* _What needs to be done_
Retype the line where "Extract the chart's" appears and each line that follows it down to the last line of the records below. Leave the pictures out.
- - -
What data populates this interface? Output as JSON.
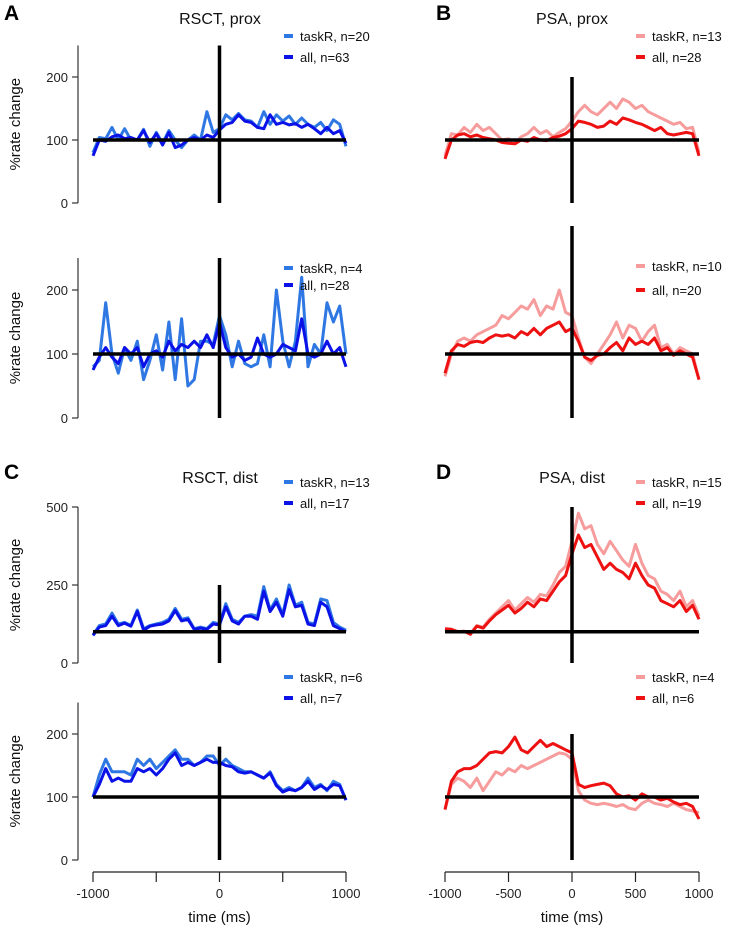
{
  "colors": {
    "taskR_blue": "#2f78e4",
    "all_blue": "#0a12e8",
    "taskR_red": "#f79c9c",
    "all_red": "#ee1111",
    "axis": "#000000"
  },
  "chart_data": {
    "type": "line",
    "x_label": "time (ms)",
    "y_label": "%rate change",
    "x_range": [
      -1000,
      1000
    ],
    "x_ticks_left": [
      -1000,
      -500,
      0,
      500,
      1000
    ],
    "x_tick_labels_left": [
      "-1000",
      "0",
      "1000"
    ],
    "x_tick_labels_right": [
      "-1000",
      "-500",
      "0",
      "500",
      "1000"
    ],
    "baseline": 100,
    "panels": [
      {
        "letter": "A",
        "title": "RSCT, prox",
        "ylim": [
          0,
          250
        ],
        "yticks": [
          "0",
          "100",
          "200"
        ],
        "series": [
          {
            "name": "taskR, n=20",
            "values": [
              80,
              104,
              102,
              120,
              100,
              118,
              100,
              100,
              117,
              90,
              112,
              95,
              115,
              100,
              88,
              100,
              108,
              100,
              145,
              112,
              118,
              140,
              132,
              142,
              132,
              130,
              120,
              145,
              125,
              140,
              130,
              138,
              125,
              135,
              125,
              120,
              128,
              115,
              132,
              125,
              90
            ]
          },
          {
            "name": "all, n=63",
            "values": [
              75,
              100,
              98,
              105,
              108,
              102,
              104,
              100,
              115,
              96,
              110,
              92,
              112,
              88,
              92,
              100,
              104,
              100,
              108,
              104,
              116,
              125,
              128,
              140,
              130,
              128,
              120,
              118,
              140,
              125,
              128,
              124,
              126,
              120,
              125,
              118,
              110,
              120,
              110,
              115,
              95
            ]
          }
        ]
      },
      {
        "letter": "",
        "title": "",
        "ylim": [
          0,
          250
        ],
        "yticks": [
          "0",
          "100",
          "200"
        ],
        "series": [
          {
            "name": "taskR, n=4",
            "values": [
              80,
              90,
              180,
              100,
              70,
              110,
              90,
              120,
              60,
              90,
              130,
              75,
              150,
              60,
              155,
              50,
              60,
              120,
              120,
              115,
              160,
              130,
              80,
              120,
              85,
              80,
              85,
              130,
              80,
              200,
              120,
              80,
              120,
              220,
              80,
              115,
              100,
              180,
              150,
              175,
              100
            ]
          },
          {
            "name": "all, n=28",
            "values": [
              75,
              95,
              110,
              95,
              85,
              110,
              100,
              110,
              80,
              100,
              105,
              95,
              120,
              105,
              115,
              110,
              120,
              110,
              130,
              110,
              150,
              110,
              95,
              100,
              90,
              95,
              125,
              100,
              95,
              100,
              115,
              110,
              105,
              155,
              100,
              95,
              100,
              120,
              100,
              110,
              80
            ]
          }
        ]
      },
      {
        "letter": "B",
        "title": "PSA, prox",
        "ylim": [
          0,
          250
        ],
        "yticks": [],
        "series": [
          {
            "name": "taskR, n=13",
            "values": [
              75,
              110,
              108,
              120,
              112,
              125,
              115,
              120,
              110,
              100,
              102,
              95,
              105,
              110,
              120,
              110,
              115,
              105,
              112,
              118,
              130,
              145,
              155,
              145,
              140,
              150,
              160,
              150,
              165,
              160,
              150,
              155,
              145,
              140,
              135,
              130,
              125,
              128,
              118,
              120,
              80
            ]
          },
          {
            "name": "all, n=28",
            "values": [
              70,
              100,
              108,
              110,
              105,
              108,
              104,
              102,
              100,
              96,
              95,
              94,
              100,
              98,
              104,
              100,
              99,
              104,
              106,
              110,
              118,
              130,
              128,
              125,
              120,
              122,
              130,
              125,
              135,
              132,
              128,
              125,
              120,
              115,
              120,
              110,
              108,
              110,
              112,
              110,
              75
            ]
          }
        ]
      },
      {
        "letter": "",
        "title": "",
        "ylim": [
          0,
          300
        ],
        "yticks": [],
        "series": [
          {
            "name": "taskR, n=10",
            "values": [
              65,
              100,
              120,
              125,
              120,
              130,
              135,
              140,
              145,
              160,
              155,
              165,
              175,
              170,
              185,
              160,
              175,
              170,
              200,
              165,
              160,
              125,
              95,
              85,
              100,
              115,
              130,
              150,
              125,
              145,
              140,
              120,
              135,
              145,
              110,
              115,
              100,
              110,
              105,
              100,
              60
            ]
          },
          {
            "name": "all, n=20",
            "values": [
              70,
              105,
              115,
              112,
              118,
              120,
              118,
              125,
              130,
              128,
              130,
              125,
              135,
              130,
              140,
              130,
              140,
              145,
              150,
              135,
              140,
              120,
              95,
              90,
              98,
              100,
              110,
              118,
              105,
              125,
              115,
              120,
              115,
              125,
              105,
              110,
              98,
              105,
              100,
              95,
              60
            ]
          }
        ]
      },
      {
        "letter": "C",
        "title": "RSCT, dist",
        "ylim": [
          0,
          500
        ],
        "yticks": [
          "0",
          "250",
          "500"
        ],
        "series": [
          {
            "name": "taskR, n=13",
            "values": [
              90,
              120,
              125,
              160,
              125,
              130,
              120,
              170,
              110,
              120,
              125,
              130,
              140,
              175,
              140,
              145,
              110,
              115,
              110,
              130,
              125,
              190,
              140,
              130,
              150,
              155,
              150,
              245,
              170,
              205,
              155,
              250,
              185,
              195,
              130,
              125,
              205,
              200,
              130,
              115,
              105
            ]
          },
          {
            "name": "all, n=17",
            "values": [
              88,
              115,
              120,
              150,
              120,
              128,
              118,
              165,
              105,
              118,
              122,
              125,
              135,
              168,
              135,
              140,
              108,
              112,
              108,
              125,
              122,
              180,
              135,
              125,
              150,
              150,
              140,
              230,
              165,
              195,
              150,
              235,
              180,
              185,
              125,
              120,
              195,
              180,
              120,
              110,
              100
            ]
          }
        ]
      },
      {
        "letter": "",
        "title": "",
        "ylim": [
          0,
          250
        ],
        "yticks": [
          "0",
          "100",
          "200"
        ],
        "series": [
          {
            "name": "taskR, n=6",
            "values": [
              100,
              135,
              160,
              140,
              140,
              140,
              135,
              160,
              150,
              160,
              145,
              155,
              165,
              175,
              160,
              160,
              150,
              155,
              165,
              165,
              150,
              160,
              150,
              145,
              140,
              140,
              135,
              130,
              140,
              120,
              110,
              115,
              110,
              115,
              130,
              115,
              120,
              110,
              125,
              120,
              95
            ]
          },
          {
            "name": "all, n=7",
            "values": [
              100,
              120,
              145,
              125,
              130,
              125,
              125,
              145,
              140,
              145,
              135,
              145,
              160,
              170,
              150,
              155,
              150,
              155,
              160,
              155,
              155,
              150,
              148,
              140,
              138,
              140,
              135,
              130,
              138,
              118,
              108,
              112,
              110,
              115,
              125,
              112,
              118,
              112,
              120,
              118,
              95
            ]
          }
        ]
      },
      {
        "letter": "D",
        "title": "PSA, dist",
        "ylim": [
          0,
          500
        ],
        "yticks": [],
        "series": [
          {
            "name": "taskR, n=15",
            "values": [
              110,
              105,
              102,
              100,
              95,
              120,
              115,
              140,
              160,
              180,
              200,
              170,
              190,
              210,
              195,
              220,
              215,
              250,
              290,
              310,
              390,
              480,
              430,
              440,
              380,
              350,
              390,
              360,
              330,
              310,
              380,
              320,
              280,
              270,
              230,
              220,
              200,
              230,
              180,
              200,
              150
            ]
          },
          {
            "name": "all, n=19",
            "values": [
              110,
              108,
              100,
              102,
              92,
              118,
              112,
              135,
              155,
              170,
              185,
              160,
              175,
              195,
              180,
              205,
              200,
              230,
              260,
              280,
              350,
              410,
              370,
              380,
              340,
              300,
              320,
              300,
              290,
              270,
              320,
              280,
              250,
              240,
              200,
              190,
              180,
              200,
              165,
              185,
              140
            ]
          }
        ]
      },
      {
        "letter": "",
        "title": "",
        "ylim": [
          0,
          250
        ],
        "yticks": [],
        "series": [
          {
            "name": "taskR, n=4",
            "values": [
              80,
              120,
              130,
              125,
              115,
              130,
              110,
              125,
              140,
              135,
              145,
              140,
              150,
              145,
              150,
              155,
              160,
              165,
              170,
              168,
              160,
              110,
              95,
              90,
              88,
              90,
              88,
              85,
              88,
              82,
              80,
              90,
              95,
              90,
              88,
              85,
              90,
              85,
              80,
              78,
              75
            ]
          },
          {
            "name": "all, n=6",
            "values": [
              80,
              125,
              140,
              145,
              145,
              150,
              160,
              170,
              172,
              170,
              180,
              195,
              175,
              170,
              180,
              190,
              180,
              185,
              180,
              175,
              170,
              120,
              115,
              118,
              120,
              122,
              118,
              105,
              100,
              102,
              95,
              105,
              100,
              100,
              95,
              98,
              92,
              88,
              90,
              85,
              65
            ]
          }
        ]
      }
    ]
  }
}
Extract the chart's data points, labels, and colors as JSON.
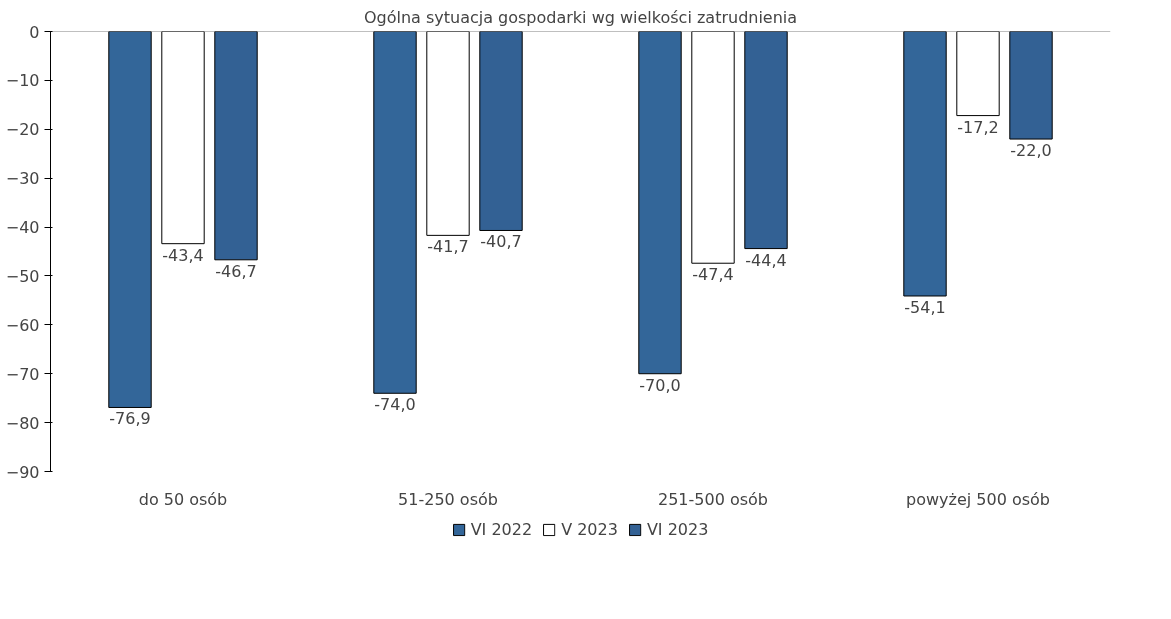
{
  "chart_data": {
    "type": "bar",
    "title": "Ogólna sytuacja gospodarki wg wielkości zatrudnienia",
    "categories": [
      "do 50 osób",
      "51-250 osób",
      "251-500 osób",
      "powyżej 500 osób"
    ],
    "series": [
      {
        "name": "VI 2022",
        "color": "#336699",
        "values": [
          -76.9,
          -74.0,
          -70.0,
          -54.1
        ],
        "value_labels": [
          "-76,9",
          "-74,0",
          "-70,0",
          "-54,1"
        ]
      },
      {
        "name": "V 2023",
        "color": "#ffffff",
        "values": [
          -43.4,
          -41.7,
          -47.4,
          -17.2
        ],
        "value_labels": [
          "-43,4",
          "-41,7",
          "-47,4",
          "-17,2"
        ]
      },
      {
        "name": "VI 2023",
        "color": "#336194",
        "values": [
          -46.7,
          -40.7,
          -44.4,
          -22.0
        ],
        "value_labels": [
          "-46,7",
          "-40,7",
          "-44,4",
          "-22,0"
        ]
      }
    ],
    "ylim": [
      -90,
      0
    ],
    "yticks": [
      0,
      -10,
      -20,
      -30,
      -40,
      -50,
      -60,
      -70,
      -80,
      -90
    ],
    "grid": false,
    "legend": "bottom"
  }
}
- - -
* _Answer to this problem_
Extract the chart's data points, labels, and colors as JSON.
{
  "chart_data": {
    "type": "bar",
    "title": "Ogólna sytuacja gospodarki wg wielkości zatrudnienia",
    "categories": [
      "do 50 osób",
      "51-250 osób",
      "251-500 osób",
      "powyżej 500 osób"
    ],
    "series": [
      {
        "name": "VI 2022",
        "color": "#336699",
        "values": [
          -76.9,
          -74.0,
          -70.0,
          -54.1
        ],
        "value_labels": [
          "-76,9",
          "-74,0",
          "-70,0",
          "-54,1"
        ]
      },
      {
        "name": "V 2023",
        "color": "#ffffff",
        "values": [
          -43.4,
          -41.7,
          -47.4,
          -17.2
        ],
        "value_labels": [
          "-43,4",
          "-41,7",
          "-47,4",
          "-17,2"
        ]
      },
      {
        "name": "VI 2023",
        "color": "#336194",
        "values": [
          -46.7,
          -40.7,
          -44.4,
          -22.0
        ],
        "value_labels": [
          "-46,7",
          "-40,7",
          "-44,4",
          "-22,0"
        ]
      }
    ],
    "ylim": [
      -90,
      0
    ],
    "yticks": [
      0,
      -10,
      -20,
      -30,
      -40,
      -50,
      -60,
      -70,
      -80,
      -90
    ],
    "grid": false,
    "legend": "bottom"
  }
}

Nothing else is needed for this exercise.